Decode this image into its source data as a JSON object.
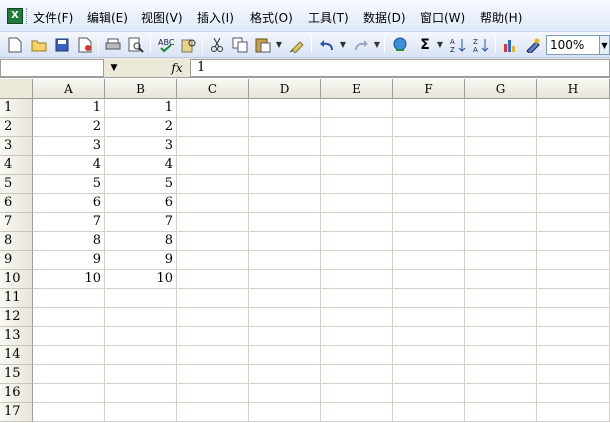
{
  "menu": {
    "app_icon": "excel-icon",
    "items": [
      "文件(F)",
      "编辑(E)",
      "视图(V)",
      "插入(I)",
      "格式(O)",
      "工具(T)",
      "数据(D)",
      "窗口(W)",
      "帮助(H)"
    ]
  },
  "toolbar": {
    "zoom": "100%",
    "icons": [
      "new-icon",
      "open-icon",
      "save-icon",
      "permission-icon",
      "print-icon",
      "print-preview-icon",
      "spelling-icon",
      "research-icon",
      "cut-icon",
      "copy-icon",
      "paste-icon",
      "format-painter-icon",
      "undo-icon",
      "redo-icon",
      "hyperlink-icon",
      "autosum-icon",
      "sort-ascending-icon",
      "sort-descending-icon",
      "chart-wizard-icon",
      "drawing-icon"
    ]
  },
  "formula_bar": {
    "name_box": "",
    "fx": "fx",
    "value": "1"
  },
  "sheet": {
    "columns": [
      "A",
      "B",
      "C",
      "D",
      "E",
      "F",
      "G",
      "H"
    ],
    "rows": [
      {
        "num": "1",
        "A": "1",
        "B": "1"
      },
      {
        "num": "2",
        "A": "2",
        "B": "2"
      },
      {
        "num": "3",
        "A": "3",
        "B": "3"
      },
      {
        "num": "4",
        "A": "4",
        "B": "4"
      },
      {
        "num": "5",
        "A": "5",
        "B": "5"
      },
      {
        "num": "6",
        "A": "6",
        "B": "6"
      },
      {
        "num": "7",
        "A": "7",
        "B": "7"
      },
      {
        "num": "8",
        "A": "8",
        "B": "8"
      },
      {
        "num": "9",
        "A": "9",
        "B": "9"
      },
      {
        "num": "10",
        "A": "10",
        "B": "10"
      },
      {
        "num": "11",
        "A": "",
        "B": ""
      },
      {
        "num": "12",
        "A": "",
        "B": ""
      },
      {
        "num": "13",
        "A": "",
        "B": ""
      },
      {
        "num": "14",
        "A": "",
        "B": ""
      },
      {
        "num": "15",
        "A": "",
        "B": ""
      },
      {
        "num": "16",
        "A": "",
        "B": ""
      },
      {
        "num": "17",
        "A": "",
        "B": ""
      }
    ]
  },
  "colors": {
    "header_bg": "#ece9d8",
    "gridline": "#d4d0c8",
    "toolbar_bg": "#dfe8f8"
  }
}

> _WHAT YOU NEED TO DO_: From the listing above, pick out every line containing "sort".

> _REPLY TO THE TASK_:
      "sort-ascending-icon",
      "sort-descending-icon",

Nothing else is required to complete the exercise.